__DATA PROVIDED__.
__________

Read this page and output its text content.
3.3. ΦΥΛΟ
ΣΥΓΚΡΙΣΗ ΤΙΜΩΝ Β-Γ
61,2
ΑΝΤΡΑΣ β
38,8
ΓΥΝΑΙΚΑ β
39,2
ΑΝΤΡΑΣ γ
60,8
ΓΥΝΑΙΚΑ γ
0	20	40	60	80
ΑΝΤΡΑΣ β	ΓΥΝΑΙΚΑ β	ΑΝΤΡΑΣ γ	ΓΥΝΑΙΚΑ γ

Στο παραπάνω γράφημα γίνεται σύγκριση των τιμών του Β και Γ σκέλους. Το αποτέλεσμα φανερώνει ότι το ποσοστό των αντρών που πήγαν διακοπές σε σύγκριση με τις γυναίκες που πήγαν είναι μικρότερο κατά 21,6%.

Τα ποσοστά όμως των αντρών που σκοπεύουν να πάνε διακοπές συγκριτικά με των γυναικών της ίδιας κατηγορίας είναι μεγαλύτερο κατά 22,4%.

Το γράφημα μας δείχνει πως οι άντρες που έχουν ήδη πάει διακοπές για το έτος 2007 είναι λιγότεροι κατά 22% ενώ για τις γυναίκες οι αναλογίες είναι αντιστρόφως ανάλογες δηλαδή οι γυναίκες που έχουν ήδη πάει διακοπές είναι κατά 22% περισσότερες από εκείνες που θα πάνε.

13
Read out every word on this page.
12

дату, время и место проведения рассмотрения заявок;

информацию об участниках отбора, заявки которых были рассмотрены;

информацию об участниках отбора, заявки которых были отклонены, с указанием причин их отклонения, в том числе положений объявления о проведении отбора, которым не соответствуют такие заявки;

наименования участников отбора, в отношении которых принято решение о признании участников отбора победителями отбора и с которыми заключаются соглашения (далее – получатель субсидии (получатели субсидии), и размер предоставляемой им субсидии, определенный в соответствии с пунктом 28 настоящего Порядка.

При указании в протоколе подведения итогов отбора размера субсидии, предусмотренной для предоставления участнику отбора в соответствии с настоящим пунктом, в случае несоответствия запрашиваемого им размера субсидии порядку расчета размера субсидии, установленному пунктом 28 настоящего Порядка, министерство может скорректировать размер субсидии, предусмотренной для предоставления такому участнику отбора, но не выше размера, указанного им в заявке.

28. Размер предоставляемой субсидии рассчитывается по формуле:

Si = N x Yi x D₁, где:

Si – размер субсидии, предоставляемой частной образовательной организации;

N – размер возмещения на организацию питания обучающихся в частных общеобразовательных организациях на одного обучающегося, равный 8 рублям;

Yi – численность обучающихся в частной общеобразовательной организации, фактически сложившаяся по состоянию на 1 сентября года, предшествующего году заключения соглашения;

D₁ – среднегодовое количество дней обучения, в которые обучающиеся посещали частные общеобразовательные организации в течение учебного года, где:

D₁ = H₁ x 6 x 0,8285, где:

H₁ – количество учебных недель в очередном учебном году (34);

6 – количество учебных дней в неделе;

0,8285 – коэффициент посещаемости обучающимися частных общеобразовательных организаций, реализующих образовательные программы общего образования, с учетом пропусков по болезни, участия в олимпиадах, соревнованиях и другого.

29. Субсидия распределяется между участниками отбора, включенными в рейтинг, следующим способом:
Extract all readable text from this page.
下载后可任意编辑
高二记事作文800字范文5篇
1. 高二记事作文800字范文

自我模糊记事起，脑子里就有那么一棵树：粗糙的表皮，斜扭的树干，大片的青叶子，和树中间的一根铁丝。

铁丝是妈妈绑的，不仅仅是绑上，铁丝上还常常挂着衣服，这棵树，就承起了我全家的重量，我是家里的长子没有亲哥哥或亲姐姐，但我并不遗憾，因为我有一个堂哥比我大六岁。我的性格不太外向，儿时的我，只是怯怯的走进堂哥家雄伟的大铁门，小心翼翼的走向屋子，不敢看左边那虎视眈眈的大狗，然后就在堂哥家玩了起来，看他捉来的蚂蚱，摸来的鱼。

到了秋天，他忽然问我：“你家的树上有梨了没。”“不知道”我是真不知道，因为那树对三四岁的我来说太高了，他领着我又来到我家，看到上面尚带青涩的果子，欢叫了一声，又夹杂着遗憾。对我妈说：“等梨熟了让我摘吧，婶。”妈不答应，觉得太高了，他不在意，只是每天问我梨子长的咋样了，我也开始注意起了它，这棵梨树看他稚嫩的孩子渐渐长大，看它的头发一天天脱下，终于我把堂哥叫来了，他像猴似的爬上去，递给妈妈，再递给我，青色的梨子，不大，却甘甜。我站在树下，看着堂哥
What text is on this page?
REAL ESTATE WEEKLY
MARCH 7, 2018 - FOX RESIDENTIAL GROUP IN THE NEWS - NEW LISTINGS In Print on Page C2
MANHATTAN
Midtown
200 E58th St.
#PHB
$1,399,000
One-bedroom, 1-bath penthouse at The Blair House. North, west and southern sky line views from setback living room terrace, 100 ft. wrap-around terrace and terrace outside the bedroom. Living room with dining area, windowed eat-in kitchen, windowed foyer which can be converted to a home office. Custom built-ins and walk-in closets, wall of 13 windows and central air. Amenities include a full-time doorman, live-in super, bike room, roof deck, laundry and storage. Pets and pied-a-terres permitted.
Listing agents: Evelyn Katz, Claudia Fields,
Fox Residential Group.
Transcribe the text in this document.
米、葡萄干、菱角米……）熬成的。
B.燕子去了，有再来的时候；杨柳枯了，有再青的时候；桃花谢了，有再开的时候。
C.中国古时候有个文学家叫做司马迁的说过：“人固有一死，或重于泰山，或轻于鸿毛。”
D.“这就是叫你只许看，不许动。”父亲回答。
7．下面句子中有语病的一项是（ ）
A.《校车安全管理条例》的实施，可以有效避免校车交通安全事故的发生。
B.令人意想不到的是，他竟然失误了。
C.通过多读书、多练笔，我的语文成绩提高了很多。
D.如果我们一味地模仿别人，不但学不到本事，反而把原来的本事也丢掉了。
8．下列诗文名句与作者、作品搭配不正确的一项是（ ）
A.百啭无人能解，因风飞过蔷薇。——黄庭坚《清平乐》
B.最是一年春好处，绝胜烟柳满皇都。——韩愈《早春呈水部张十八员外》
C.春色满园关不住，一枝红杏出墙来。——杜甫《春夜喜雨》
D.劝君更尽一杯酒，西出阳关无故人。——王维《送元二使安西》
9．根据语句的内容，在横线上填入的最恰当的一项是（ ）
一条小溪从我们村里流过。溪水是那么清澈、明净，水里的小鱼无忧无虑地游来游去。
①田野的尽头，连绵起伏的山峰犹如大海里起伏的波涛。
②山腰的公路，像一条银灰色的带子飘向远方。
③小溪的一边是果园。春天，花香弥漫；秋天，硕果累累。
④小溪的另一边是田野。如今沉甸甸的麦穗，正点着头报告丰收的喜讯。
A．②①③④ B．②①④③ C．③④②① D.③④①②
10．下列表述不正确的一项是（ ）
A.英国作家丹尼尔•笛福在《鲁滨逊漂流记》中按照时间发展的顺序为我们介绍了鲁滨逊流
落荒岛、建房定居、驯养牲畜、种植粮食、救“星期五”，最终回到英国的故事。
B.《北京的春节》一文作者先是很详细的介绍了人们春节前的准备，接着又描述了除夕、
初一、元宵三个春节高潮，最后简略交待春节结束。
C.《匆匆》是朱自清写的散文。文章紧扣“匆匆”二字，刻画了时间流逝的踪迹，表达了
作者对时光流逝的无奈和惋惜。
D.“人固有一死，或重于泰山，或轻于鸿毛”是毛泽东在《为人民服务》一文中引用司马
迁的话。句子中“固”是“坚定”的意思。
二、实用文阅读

__________

__THE PROBLEM__. Nothing in the data may differ; print all of it exactly as written.

__FULL RESPONSE__.
Read this page and output its text content.
3.3. ΦΥΛΟ
ΣΥΓΚΡΙΣΗ ΤΙΜΩΝ Β-Γ
61,2
ΑΝΤΡΑΣ β
38,8
ΓΥΝΑΙΚΑ β
39,2
ΑΝΤΡΑΣ γ
60,8
ΓΥΝΑΙΚΑ γ
0	20	40	60	80
ΑΝΤΡΑΣ β	ΓΥΝΑΙΚΑ β	ΑΝΤΡΑΣ γ	ΓΥΝΑΙΚΑ γ

Στο παραπάνω γράφημα γίνεται σύγκριση των τιμών του Β και Γ σκέλους. Το αποτέλεσμα φανερώνει ότι το ποσοστό των αντρών που πήγαν διακοπές σε σύγκριση με τις γυναίκες που πήγαν είναι μικρότερο κατά 21,6%.

Τα ποσοστά όμως των αντρών που σκοπεύουν να πάνε διακοπές συγκριτικά με των γυναικών της ίδιας κατηγορίας είναι μεγαλύτερο κατά 22,4%.

Το γράφημα μας δείχνει πως οι άντρες που έχουν ήδη πάει διακοπές για το έτος 2007 είναι λιγότεροι κατά 22% ενώ για τις γυναίκες οι αναλογίες είναι αντιστρόφως ανάλογες δηλαδή οι γυναίκες που έχουν ήδη πάει διακοπές είναι κατά 22% περισσότερες από εκείνες που θα πάνε.

13
Read out every word on this page.
12

дату, время и место проведения рассмотрения заявок;

информацию об участниках отбора, заявки которых были рассмотрены;

информацию об участниках отбора, заявки которых были отклонены, с указанием причин их отклонения, в том числе положений объявления о проведении отбора, которым не соответствуют такие заявки;

наименования участников отбора, в отношении которых принято решение о признании участников отбора победителями отбора и с которыми заключаются соглашения (далее – получатель субсидии (получатели субсидии), и размер предоставляемой им субсидии, определенный в соответствии с пунктом 28 настоящего Порядка.

При указании в протоколе подведения итогов отбора размера субсидии, предусмотренной для предоставления участнику отбора в соответствии с настоящим пунктом, в случае несоответствия запрашиваемого им размера субсидии порядку расчета размера субсидии, установленному пунктом 28 настоящего Порядка, министерство может скорректировать размер субсидии, предусмотренной для предоставления такому участнику отбора, но не выше размера, указанного им в заявке.

28. Размер предоставляемой субсидии рассчитывается по формуле:

Si = N x Yi x D₁, где:

Si – размер субсидии, предоставляемой частной образовательной организации;

N – размер возмещения на организацию питания обучающихся в частных общеобразовательных организациях на одного обучающегося, равный 8 рублям;

Yi – численность обучающихся в частной общеобразовательной организации, фактически сложившаяся по состоянию на 1 сентября года, предшествующего году заключения соглашения;

D₁ – среднегодовое количество дней обучения, в которые обучающиеся посещали частные общеобразовательные организации в течение учебного года, где:

D₁ = H₁ x 6 x 0,8285, где:

H₁ – количество учебных недель в очередном учебном году (34);

6 – количество учебных дней в неделе;

0,8285 – коэффициент посещаемости обучающимися частных общеобразовательных организаций, реализующих образовательные программы общего образования, с учетом пропусков по болезни, участия в олимпиадах, соревнованиях и другого.

29. Субсидия распределяется между участниками отбора, включенными в рейтинг, следующим способом:
Extract all readable text from this page.
下载后可任意编辑
高二记事作文800字范文5篇
1. 高二记事作文800字范文

自我模糊记事起，脑子里就有那么一棵树：粗糙的表皮，斜扭的树干，大片的青叶子，和树中间的一根铁丝。

铁丝是妈妈绑的，不仅仅是绑上，铁丝上还常常挂着衣服，这棵树，就承起了我全家的重量，我是家里的长子没有亲哥哥或亲姐姐，但我并不遗憾，因为我有一个堂哥比我大六岁。我的性格不太外向，儿时的我，只是怯怯的走进堂哥家雄伟的大铁门，小心翼翼的走向屋子，不敢看左边那虎视眈眈的大狗，然后就在堂哥家玩了起来，看他捉来的蚂蚱，摸来的鱼。

到了秋天，他忽然问我：“你家的树上有梨了没。”“不知道”我是真不知道，因为那树对三四岁的我来说太高了，他领着我又来到我家，看到上面尚带青涩的果子，欢叫了一声，又夹杂着遗憾。对我妈说：“等梨熟了让我摘吧，婶。”妈不答应，觉得太高了，他不在意，只是每天问我梨子长的咋样了，我也开始注意起了它，这棵梨树看他稚嫩的孩子渐渐长大，看它的头发一天天脱下，终于我把堂哥叫来了，他像猴似的爬上去，递给妈妈，再递给我，青色的梨子，不大，却甘甜。我站在树下，看着堂哥
What text is on this page?
REAL ESTATE WEEKLY
MARCH 7, 2018 - FOX RESIDENTIAL GROUP IN THE NEWS - NEW LISTINGS In Print on Page C2
MANHATTAN
Midtown
200 E58th St.
#PHB
$1,399,000
One-bedroom, 1-bath penthouse at The Blair House. North, west and southern sky line views from setback living room terrace, 100 ft. wrap-around terrace and terrace outside the bedroom. Living room with dining area, windowed eat-in kitchen, windowed foyer which can be converted to a home office. Custom built-ins and walk-in closets, wall of 13 windows and central air. Amenities include a full-time doorman, live-in super, bike room, roof deck, laundry and storage. Pets and pied-a-terres permitted.
Listing agents: Evelyn Katz, Claudia Fields,
Fox Residential Group.
Transcribe the text in this document.
米、葡萄干、菱角米……）熬成的。
B.燕子去了，有再来的时候；杨柳枯了，有再青的时候；桃花谢了，有再开的时候。
C.中国古时候有个文学家叫做司马迁的说过：“人固有一死，或重于泰山，或轻于鸿毛。”
D.“这就是叫你只许看，不许动。”父亲回答。
7．下面句子中有语病的一项是（ ）
A.《校车安全管理条例》的实施，可以有效避免校车交通安全事故的发生。
B.令人意想不到的是，他竟然失误了。
C.通过多读书、多练笔，我的语文成绩提高了很多。
D.如果我们一味地模仿别人，不但学不到本事，反而把原来的本事也丢掉了。
8．下列诗文名句与作者、作品搭配不正确的一项是（ ）
A.百啭无人能解，因风飞过蔷薇。——黄庭坚《清平乐》
B.最是一年春好处，绝胜烟柳满皇都。——韩愈《早春呈水部张十八员外》
C.春色满园关不住，一枝红杏出墙来。——杜甫《春夜喜雨》
D.劝君更尽一杯酒，西出阳关无故人。——王维《送元二使安西》
9．根据语句的内容，在横线上填入的最恰当的一项是（ ）
一条小溪从我们村里流过。溪水是那么清澈、明净，水里的小鱼无忧无虑地游来游去。
①田野的尽头，连绵起伏的山峰犹如大海里起伏的波涛。
②山腰的公路，像一条银灰色的带子飘向远方。
③小溪的一边是果园。春天，花香弥漫；秋天，硕果累累。
④小溪的另一边是田野。如今沉甸甸的麦穗，正点着头报告丰收的喜讯。
A．②①③④ B．②①④③ C．③④②① D.③④①②
10．下列表述不正确的一项是（ ）
A.英国作家丹尼尔•笛福在《鲁滨逊漂流记》中按照时间发展的顺序为我们介绍了鲁滨逊流
落荒岛、建房定居、驯养牲畜、种植粮食、救“星期五”，最终回到英国的故事。
B.《北京的春节》一文作者先是很详细的介绍了人们春节前的准备，接着又描述了除夕、
初一、元宵三个春节高潮，最后简略交待春节结束。
C.《匆匆》是朱自清写的散文。文章紧扣“匆匆”二字，刻画了时间流逝的踪迹，表达了
作者对时光流逝的无奈和惋惜。
D.“人固有一死，或重于泰山，或轻于鸿毛”是毛泽东在《为人民服务》一文中引用司马
迁的话。句子中“固”是“坚定”的意思。
二、实用文阅读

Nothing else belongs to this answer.